_目的 1_
木造建築物の壁面構造に関する読解文において、特許文献3はどのような技術として紹介されていますか。
_目的 2_
木造建築物の壁面構造に関する読解文の続きを、最後の文の後から書いてください。

_読解文_
本発明は、木造建築物の耐震性を向上するための壁面構造に関する。
木造軸組工法は、土台や柱や梁などの部材を相互に締結して建物の骨格を構成しているが、部材同士の締結部は、建物の強度を維持する上で極めて重要な箇所であり、古くから様々な対策が講じられている。また締結部に作用する荷重を緩和するため、柱や梁などを斜めに結ぶ筋交いも広く使用されている。この筋交いを使用することで建物の剛性が向上するため、地震や強風などによる水平荷重に対する耐力が確保され、建物の損壊を防止できる。
耐震性の確保は、生命や財産を守る上で極めて重要であり、様々な技術開発が進められている。その中で筋交いに関連するものも提案されており、一例として下記特許文献が挙げられる。文献1は、筋交いと並行して制振装置を組み込んだ技術であり、また文献2は、筋交いを楕円形とした技術であり、最後の文献3は、筋交いにダンパを直列に接続した技術である。
特開2004−060397号公報 特開2002−327497号公報 特開2001−059359号公報
筋交いは、古くから使用されている原始的なものだが、耐震性の向上という点において極めて有効である。しかし最も単純なX字形の筋交いは、中央で二本の部材が交差するため、干渉部を切り欠くなどの対策が必要になる。しかし切り欠きを設けることで強度の低下は避けられない。また前記の特許文献1の技術は耐震のみならず、免震の観点からも優れているが、個人の住宅など小規模な建物では、建設費に制約がある場合が多く、本格的な耐震や免震構造が採用されることは少ない。
比較的規模の大きい地震は、最も揺れの大きい本震の後も、やや規模の小さい余震がしばらく続くことが多い。そのため、本震の際に建物が損壊しなかった場合でも、部材の締結部などが局地的に破壊されて強度が低下して、後の余震に耐えられずに損壊することがある。このような余震での損壊を防止するには、単なる強度の向上とは異なる対策を講じる必要がある。

[レイアウト領域の記録]
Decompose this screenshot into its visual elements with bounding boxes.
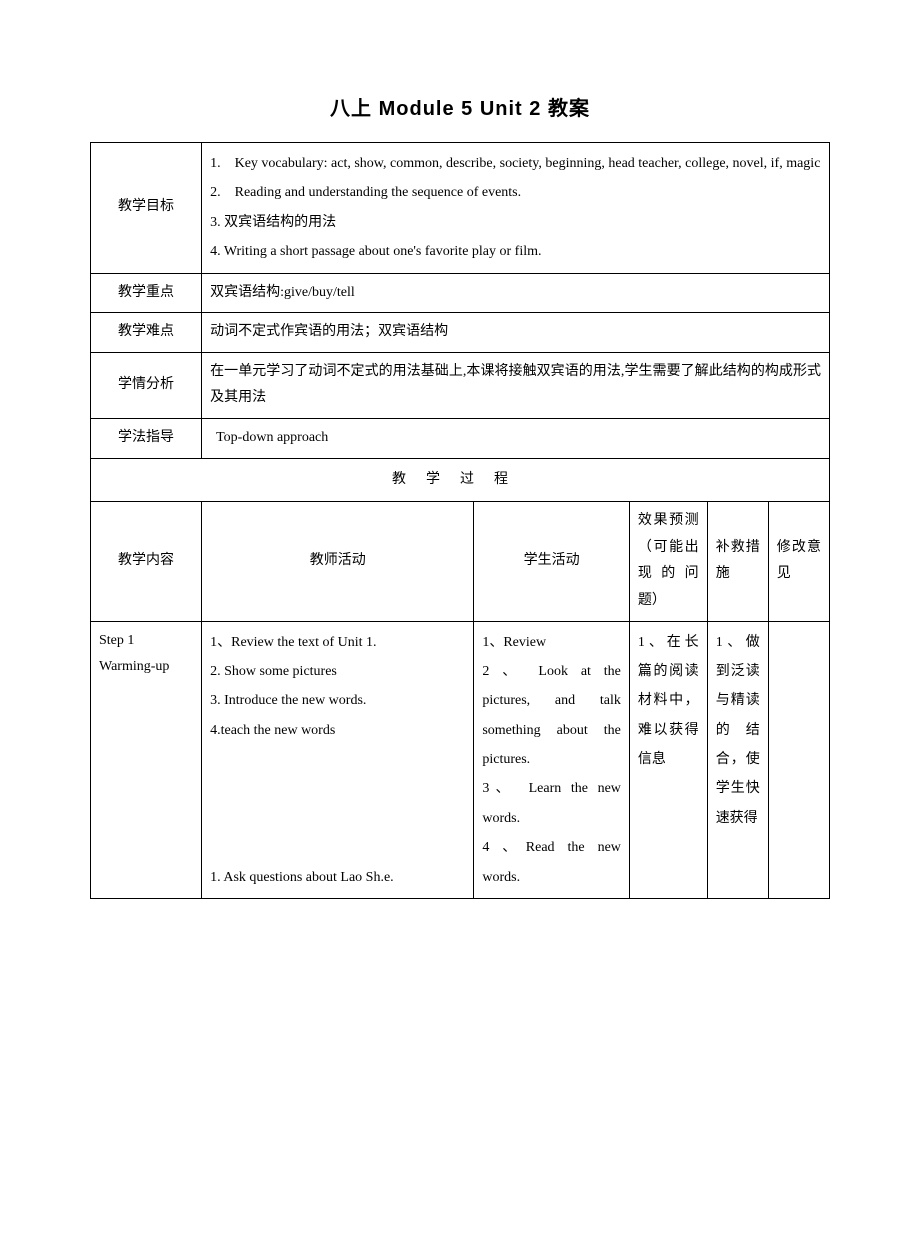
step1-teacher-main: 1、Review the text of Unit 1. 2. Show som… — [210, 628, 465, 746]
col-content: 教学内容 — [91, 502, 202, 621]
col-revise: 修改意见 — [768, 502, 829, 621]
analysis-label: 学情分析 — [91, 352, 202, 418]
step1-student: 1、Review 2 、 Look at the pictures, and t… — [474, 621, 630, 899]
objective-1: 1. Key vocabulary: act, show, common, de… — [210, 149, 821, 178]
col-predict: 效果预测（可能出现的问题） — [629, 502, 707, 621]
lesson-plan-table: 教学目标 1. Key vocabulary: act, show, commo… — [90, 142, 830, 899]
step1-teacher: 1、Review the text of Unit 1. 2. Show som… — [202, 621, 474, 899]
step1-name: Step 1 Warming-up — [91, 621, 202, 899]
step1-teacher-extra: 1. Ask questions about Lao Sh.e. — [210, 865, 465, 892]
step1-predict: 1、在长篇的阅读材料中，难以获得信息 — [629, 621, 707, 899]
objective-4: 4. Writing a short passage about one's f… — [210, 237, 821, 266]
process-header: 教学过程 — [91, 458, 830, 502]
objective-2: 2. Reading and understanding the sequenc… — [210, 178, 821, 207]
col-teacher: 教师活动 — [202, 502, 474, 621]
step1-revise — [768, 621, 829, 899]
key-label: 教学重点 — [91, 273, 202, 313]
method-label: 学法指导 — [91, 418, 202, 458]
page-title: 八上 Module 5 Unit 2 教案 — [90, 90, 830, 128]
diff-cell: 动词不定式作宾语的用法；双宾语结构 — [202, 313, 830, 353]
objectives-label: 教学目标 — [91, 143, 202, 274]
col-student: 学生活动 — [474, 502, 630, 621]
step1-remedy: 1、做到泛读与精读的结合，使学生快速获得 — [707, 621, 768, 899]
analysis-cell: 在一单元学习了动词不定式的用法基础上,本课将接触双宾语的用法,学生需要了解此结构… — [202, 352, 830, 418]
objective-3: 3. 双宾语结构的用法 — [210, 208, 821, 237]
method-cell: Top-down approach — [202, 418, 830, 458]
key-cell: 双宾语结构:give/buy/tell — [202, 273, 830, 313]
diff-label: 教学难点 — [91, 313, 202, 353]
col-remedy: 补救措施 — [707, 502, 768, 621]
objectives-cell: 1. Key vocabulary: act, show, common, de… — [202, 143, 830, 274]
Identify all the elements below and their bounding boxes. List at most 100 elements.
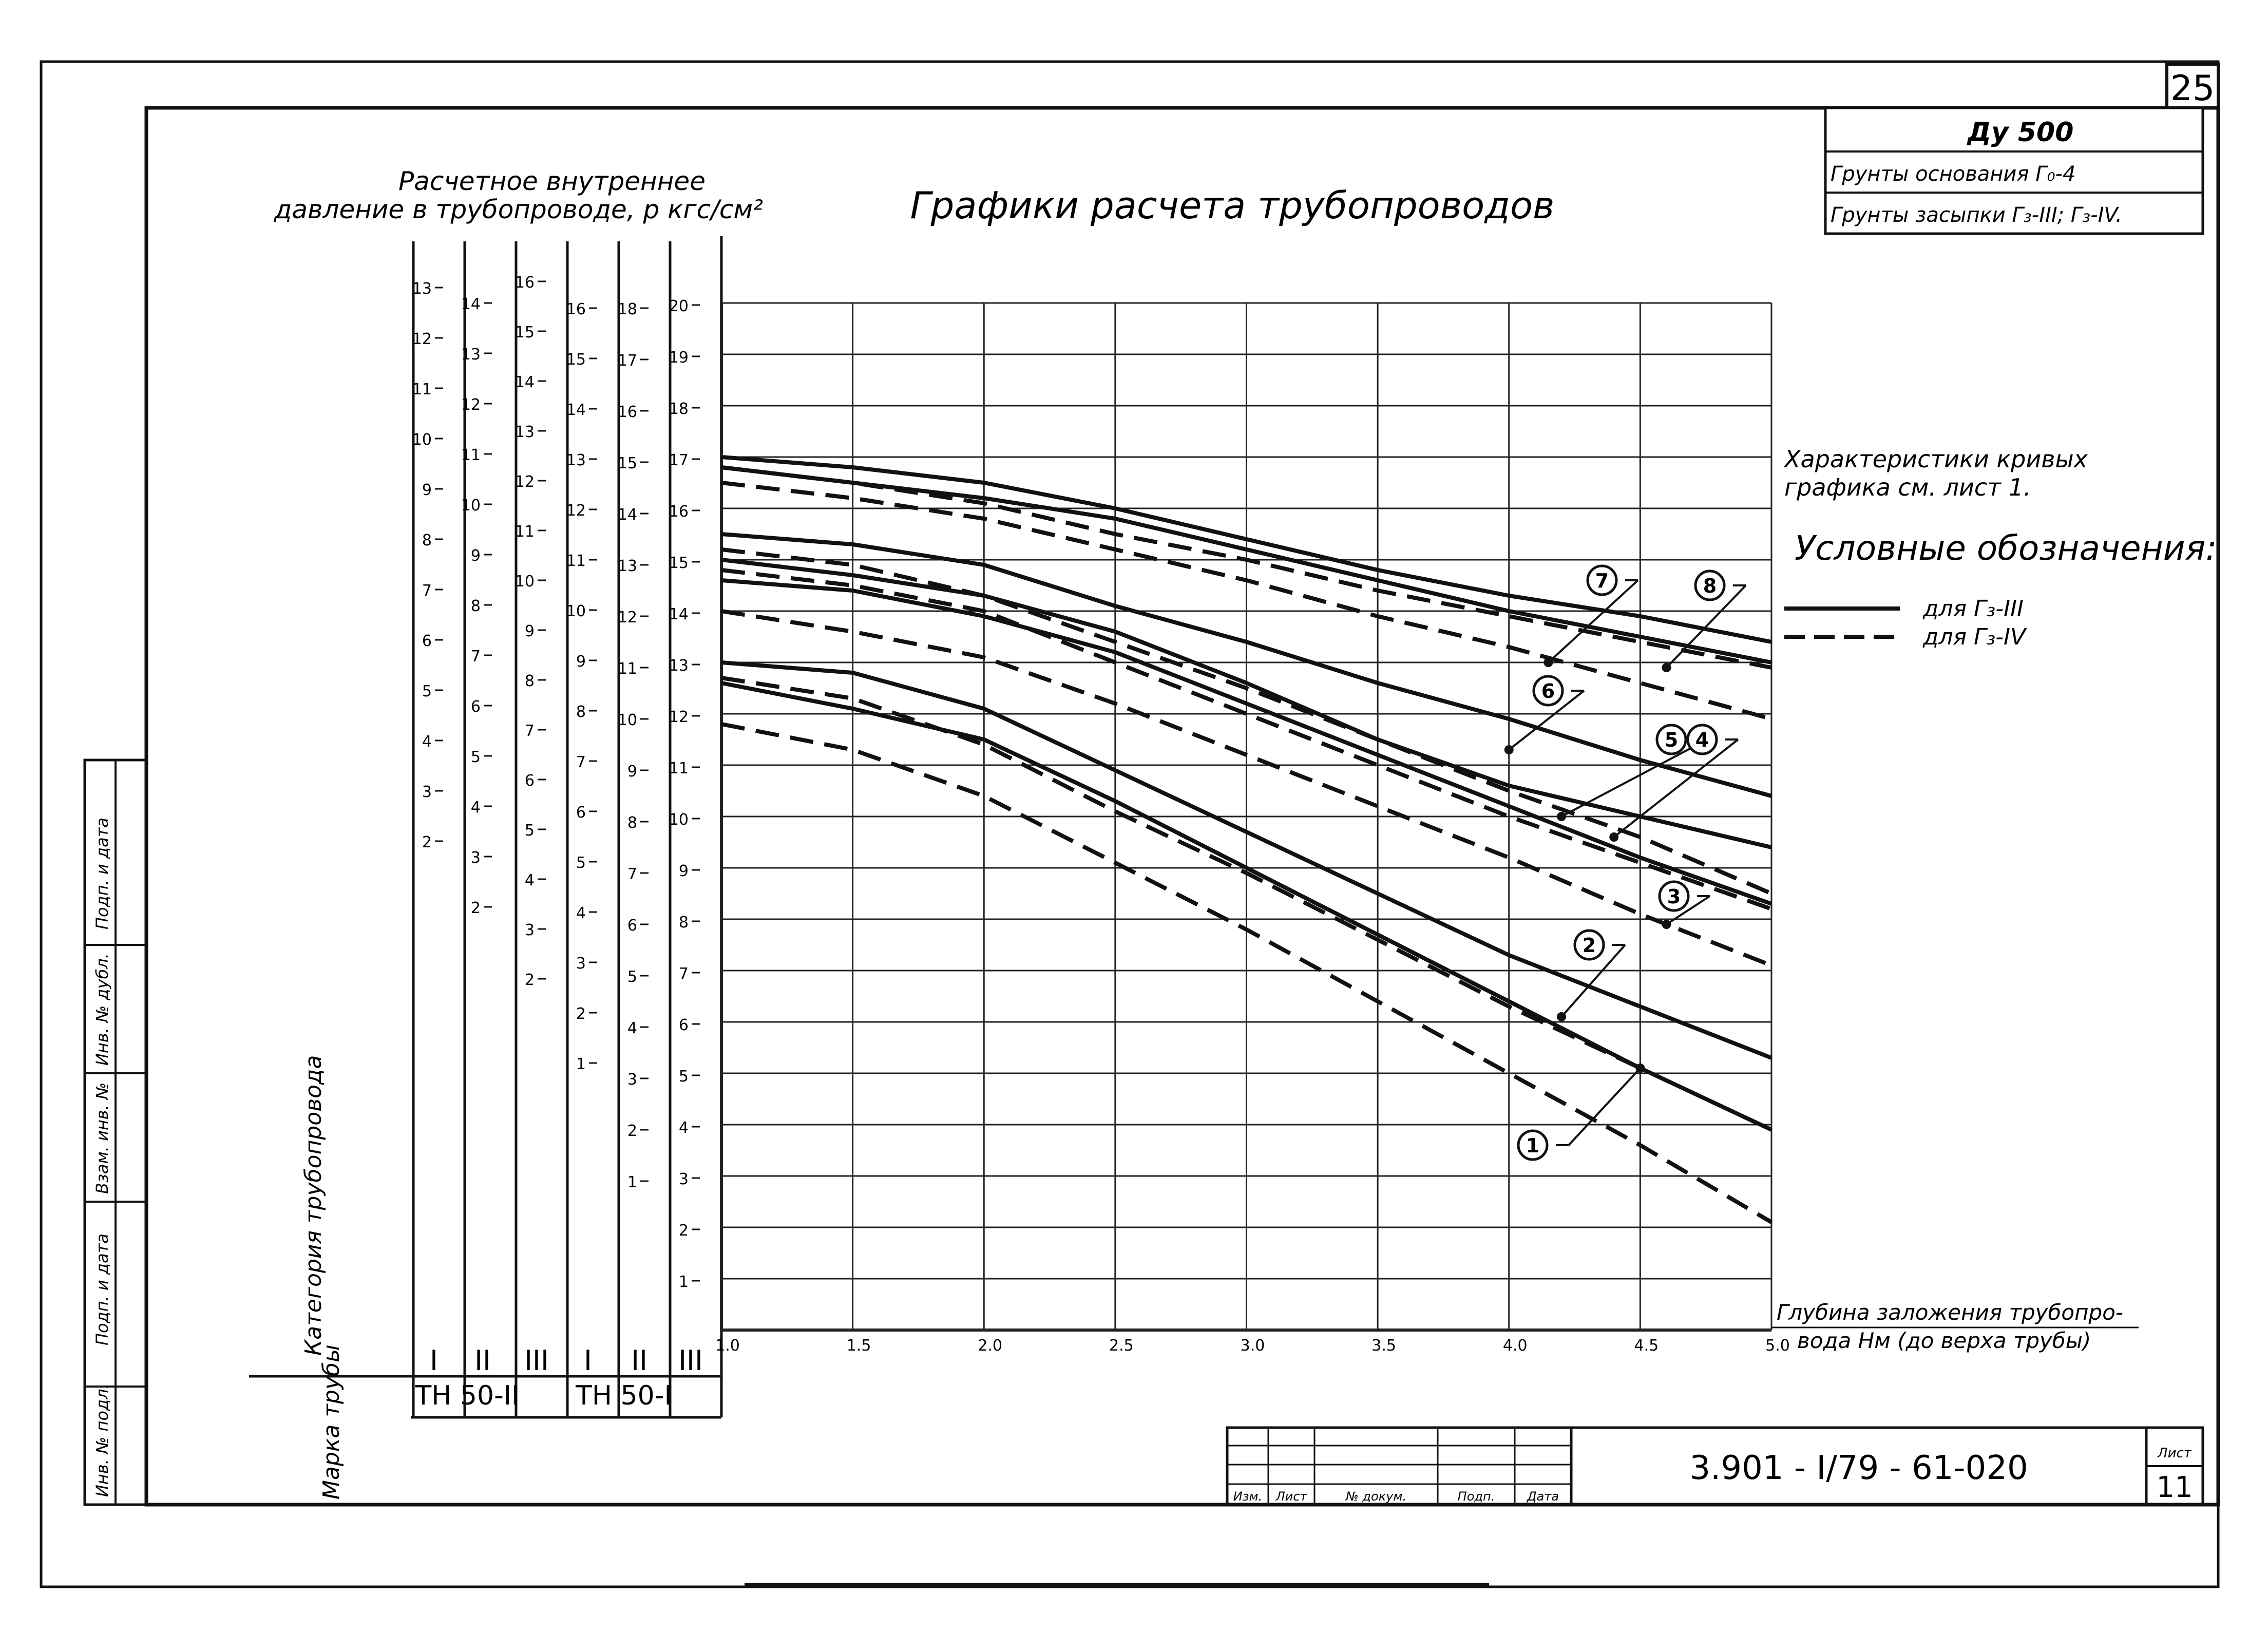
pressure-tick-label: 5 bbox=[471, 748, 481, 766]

_出力 1_
筋交いにダンパを直列に接続した技術です。

_出力 2_
本発明はこうした実情を基に開発されたもので、木造建築物の耐震性の向上のほか、余震の際の被害を軽減できる壁面構造の提供を目的としている。
前記の課題を解決するための請求項1記載の発明は、上下の横架材と、左右の柱とで構成される矩形状の枠体の中に嵌まり込む耐力板と、該耐力板を枠体に対して移動可能に保持する左右一対の固定具と、を備え、前記耐力板は、上下の横架材と隙間を設けて配置され、更に耐力板の上面と底面との中央に位置する胴部は、左右の柱の間隔と等しい横幅であり、且つ耐力板の上下両側面には、上下に進むにつれて柱から離隔する傾斜面が形成され、前記固定具は、耐力板の胴部および柱の側面に同心で埋め込まれる二本のラグスクリューと、該二本のラグスクリューに差し込まれるボルトと、からなり、一方のラグスクリューには、前記ボルトを挿通するための中孔が形成され、他方のラグスクリューには、前記ボルトと螺合するための雌ネジが形成されていることを特徴とする壁面構造である。
本発明において横架材は、土台や梁など、水平方向に敷設される部材を意味しており、また柱は垂直方向に延びていることを前提とする。そして、上下に間隔を空けて並ぶ二本の横架材と、両横架材を結ぶように直立する二本の柱とで構成される矩形状の空間を枠体と称して、この枠体の中に耐力板を組み込んで強度を向上する。なお枠体の高さや幅には制限がなく、建物の土台から屋根付近までを一気に結ぶ大形のものから、各階毎に分散する小形のものなど、自在に選択できる。
耐力板は、枠体の内部に組み込まれる木製の板であるが、枠体の内部を完全に塞ぐ単純な矩形状ではなく、枠体の角部との接触を回避した菱形に似た形状である。なおこれ以降、耐力板について、枠体の開口部を塞ぐ面を表面と規定し、また柱の側面に対向する端面を側面と規定する。そのほか耐力板の高さについては、上側の横架材の底面から下側の横架材の上面との間の距離よりも小さくして、双方の境目には隙間を確保する必要がある。これによって耐力板を組み込む際の作業性に優れ、且つ枠体の変形を抑制する機能を発揮できる。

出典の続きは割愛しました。